## Exercise task
Return every line below in which "output" appears.

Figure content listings
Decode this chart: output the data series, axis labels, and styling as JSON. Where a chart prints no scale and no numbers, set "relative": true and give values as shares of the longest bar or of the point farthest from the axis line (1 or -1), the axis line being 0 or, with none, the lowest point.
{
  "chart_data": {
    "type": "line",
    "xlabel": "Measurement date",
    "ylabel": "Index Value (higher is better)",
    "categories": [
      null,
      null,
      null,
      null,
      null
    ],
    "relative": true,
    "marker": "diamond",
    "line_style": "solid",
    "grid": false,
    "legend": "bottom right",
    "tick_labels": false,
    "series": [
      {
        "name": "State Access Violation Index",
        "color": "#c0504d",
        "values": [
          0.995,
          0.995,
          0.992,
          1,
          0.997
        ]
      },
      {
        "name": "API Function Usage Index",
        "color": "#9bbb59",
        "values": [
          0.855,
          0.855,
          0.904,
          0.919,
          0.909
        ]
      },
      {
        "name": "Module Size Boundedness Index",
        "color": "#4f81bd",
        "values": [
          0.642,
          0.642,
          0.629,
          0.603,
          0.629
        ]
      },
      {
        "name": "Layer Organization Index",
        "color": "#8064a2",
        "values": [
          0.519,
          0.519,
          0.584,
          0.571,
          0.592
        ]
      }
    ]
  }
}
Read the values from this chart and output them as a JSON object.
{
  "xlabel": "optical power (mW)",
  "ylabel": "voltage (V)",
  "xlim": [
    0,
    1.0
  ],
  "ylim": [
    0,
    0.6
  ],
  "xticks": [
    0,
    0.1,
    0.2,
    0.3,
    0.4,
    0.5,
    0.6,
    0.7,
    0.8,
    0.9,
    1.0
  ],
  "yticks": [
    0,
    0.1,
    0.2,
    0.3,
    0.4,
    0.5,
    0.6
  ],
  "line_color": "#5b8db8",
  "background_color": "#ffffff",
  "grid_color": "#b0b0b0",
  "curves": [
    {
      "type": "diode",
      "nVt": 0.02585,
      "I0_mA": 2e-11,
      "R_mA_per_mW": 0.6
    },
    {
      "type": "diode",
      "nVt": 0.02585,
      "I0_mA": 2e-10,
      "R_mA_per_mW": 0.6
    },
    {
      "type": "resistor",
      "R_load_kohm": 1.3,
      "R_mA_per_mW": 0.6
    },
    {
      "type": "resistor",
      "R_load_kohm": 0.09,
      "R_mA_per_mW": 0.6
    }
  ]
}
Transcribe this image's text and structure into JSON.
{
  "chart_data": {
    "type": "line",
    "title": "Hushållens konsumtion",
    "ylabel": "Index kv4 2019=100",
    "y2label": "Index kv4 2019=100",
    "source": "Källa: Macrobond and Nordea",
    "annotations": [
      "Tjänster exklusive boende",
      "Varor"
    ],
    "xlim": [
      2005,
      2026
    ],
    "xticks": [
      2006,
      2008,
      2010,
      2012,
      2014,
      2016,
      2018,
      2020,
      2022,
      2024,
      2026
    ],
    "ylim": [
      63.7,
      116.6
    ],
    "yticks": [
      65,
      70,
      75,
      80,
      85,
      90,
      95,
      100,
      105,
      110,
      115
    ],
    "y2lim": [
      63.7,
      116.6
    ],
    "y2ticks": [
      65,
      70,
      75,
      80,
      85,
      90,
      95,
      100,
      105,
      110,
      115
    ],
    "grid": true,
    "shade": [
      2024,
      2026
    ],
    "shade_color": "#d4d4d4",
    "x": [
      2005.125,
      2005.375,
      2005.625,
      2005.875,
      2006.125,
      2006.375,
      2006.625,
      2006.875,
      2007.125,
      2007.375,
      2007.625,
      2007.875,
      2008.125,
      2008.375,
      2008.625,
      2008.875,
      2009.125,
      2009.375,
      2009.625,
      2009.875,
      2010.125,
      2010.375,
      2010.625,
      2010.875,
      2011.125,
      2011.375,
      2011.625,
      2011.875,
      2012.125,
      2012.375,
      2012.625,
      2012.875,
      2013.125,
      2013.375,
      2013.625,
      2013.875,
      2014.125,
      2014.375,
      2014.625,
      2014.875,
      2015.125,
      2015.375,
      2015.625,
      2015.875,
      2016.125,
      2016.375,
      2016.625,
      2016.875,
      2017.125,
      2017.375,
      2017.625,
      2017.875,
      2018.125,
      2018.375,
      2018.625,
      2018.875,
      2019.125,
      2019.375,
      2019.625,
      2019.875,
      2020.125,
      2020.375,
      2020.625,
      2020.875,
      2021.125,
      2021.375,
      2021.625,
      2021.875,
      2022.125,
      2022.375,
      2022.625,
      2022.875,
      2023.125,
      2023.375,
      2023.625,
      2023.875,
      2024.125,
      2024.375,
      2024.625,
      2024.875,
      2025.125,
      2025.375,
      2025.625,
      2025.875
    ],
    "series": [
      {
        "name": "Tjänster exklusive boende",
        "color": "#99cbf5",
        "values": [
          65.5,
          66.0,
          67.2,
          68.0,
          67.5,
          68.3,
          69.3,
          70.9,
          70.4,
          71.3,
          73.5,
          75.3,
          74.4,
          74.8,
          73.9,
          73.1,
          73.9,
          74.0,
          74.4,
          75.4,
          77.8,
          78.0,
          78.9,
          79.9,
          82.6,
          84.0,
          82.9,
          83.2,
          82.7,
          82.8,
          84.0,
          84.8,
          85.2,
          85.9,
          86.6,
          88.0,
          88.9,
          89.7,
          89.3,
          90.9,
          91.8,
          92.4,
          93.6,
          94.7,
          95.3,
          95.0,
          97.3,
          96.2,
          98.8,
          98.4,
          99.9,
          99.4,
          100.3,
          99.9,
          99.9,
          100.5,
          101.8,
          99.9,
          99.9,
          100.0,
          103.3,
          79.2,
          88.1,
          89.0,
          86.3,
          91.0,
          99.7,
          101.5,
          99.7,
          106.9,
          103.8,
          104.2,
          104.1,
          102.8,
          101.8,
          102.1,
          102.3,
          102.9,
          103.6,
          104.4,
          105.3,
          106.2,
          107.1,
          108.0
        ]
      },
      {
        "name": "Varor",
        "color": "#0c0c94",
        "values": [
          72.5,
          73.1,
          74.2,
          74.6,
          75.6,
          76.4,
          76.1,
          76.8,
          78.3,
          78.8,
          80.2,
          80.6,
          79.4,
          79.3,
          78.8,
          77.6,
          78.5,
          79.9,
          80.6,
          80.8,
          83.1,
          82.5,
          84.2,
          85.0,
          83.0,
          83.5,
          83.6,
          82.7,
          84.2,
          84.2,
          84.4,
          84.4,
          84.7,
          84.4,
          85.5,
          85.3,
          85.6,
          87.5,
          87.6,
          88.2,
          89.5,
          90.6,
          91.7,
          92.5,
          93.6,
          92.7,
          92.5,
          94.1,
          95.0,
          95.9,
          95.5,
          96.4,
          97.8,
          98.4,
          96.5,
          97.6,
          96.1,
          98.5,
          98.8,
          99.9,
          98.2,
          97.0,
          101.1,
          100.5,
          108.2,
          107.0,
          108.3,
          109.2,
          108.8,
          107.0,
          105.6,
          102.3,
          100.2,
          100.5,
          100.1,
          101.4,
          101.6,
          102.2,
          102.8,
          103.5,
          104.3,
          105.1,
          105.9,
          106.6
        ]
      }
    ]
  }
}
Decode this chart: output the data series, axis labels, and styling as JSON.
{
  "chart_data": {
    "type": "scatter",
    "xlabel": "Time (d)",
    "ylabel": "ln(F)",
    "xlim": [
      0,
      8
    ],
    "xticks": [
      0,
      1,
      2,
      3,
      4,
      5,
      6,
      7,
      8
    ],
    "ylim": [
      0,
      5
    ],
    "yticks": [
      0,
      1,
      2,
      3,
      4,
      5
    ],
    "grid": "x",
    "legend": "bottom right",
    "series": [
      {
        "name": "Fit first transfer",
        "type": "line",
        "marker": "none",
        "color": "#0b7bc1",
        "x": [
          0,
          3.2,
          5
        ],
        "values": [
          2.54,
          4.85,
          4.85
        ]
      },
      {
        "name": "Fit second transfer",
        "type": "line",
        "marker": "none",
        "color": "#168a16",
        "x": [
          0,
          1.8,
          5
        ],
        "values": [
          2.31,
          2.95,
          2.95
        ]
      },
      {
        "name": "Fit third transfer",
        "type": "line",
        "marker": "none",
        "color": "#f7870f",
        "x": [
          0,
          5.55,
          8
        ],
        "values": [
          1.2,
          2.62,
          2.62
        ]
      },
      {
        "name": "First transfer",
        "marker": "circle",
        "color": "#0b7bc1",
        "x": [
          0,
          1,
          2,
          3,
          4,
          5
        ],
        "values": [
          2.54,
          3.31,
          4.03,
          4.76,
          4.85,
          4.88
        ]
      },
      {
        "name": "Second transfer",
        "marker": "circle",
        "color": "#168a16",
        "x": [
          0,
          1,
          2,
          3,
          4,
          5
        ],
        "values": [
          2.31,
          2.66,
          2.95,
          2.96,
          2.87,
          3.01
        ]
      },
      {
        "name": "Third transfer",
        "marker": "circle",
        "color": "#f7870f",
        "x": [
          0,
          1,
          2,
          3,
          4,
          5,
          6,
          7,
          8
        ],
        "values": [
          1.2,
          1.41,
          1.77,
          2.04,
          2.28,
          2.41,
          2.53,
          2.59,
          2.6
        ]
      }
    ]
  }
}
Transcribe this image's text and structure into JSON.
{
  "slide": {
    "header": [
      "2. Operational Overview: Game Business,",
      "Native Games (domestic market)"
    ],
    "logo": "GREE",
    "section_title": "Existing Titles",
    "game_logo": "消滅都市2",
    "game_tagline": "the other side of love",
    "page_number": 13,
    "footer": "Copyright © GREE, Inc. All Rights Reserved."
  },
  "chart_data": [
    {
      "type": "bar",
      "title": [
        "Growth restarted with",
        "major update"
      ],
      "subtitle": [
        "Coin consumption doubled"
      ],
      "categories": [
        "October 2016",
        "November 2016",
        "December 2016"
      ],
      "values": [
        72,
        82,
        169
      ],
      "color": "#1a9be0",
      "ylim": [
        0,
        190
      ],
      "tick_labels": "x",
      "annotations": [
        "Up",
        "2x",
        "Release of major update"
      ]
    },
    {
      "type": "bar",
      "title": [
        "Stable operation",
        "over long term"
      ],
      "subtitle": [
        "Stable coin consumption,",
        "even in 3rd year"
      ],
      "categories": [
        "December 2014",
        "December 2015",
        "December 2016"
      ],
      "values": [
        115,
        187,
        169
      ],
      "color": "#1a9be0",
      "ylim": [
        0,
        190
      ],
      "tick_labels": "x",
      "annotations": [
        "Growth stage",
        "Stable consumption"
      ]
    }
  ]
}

## Worked answer
Decode this chart: output the data series, axis labels, and styling as JSON. Where a chart prints no scale and no numbers, set "relative": true and give values as shares of the longest bar or of the point farthest from the axis line (1 or -1), the axis line being 0 or, with none, the lowest point.
Read the values from this chart and output them as a JSON object.
Decode this chart: output the data series, axis labels, and styling as JSON.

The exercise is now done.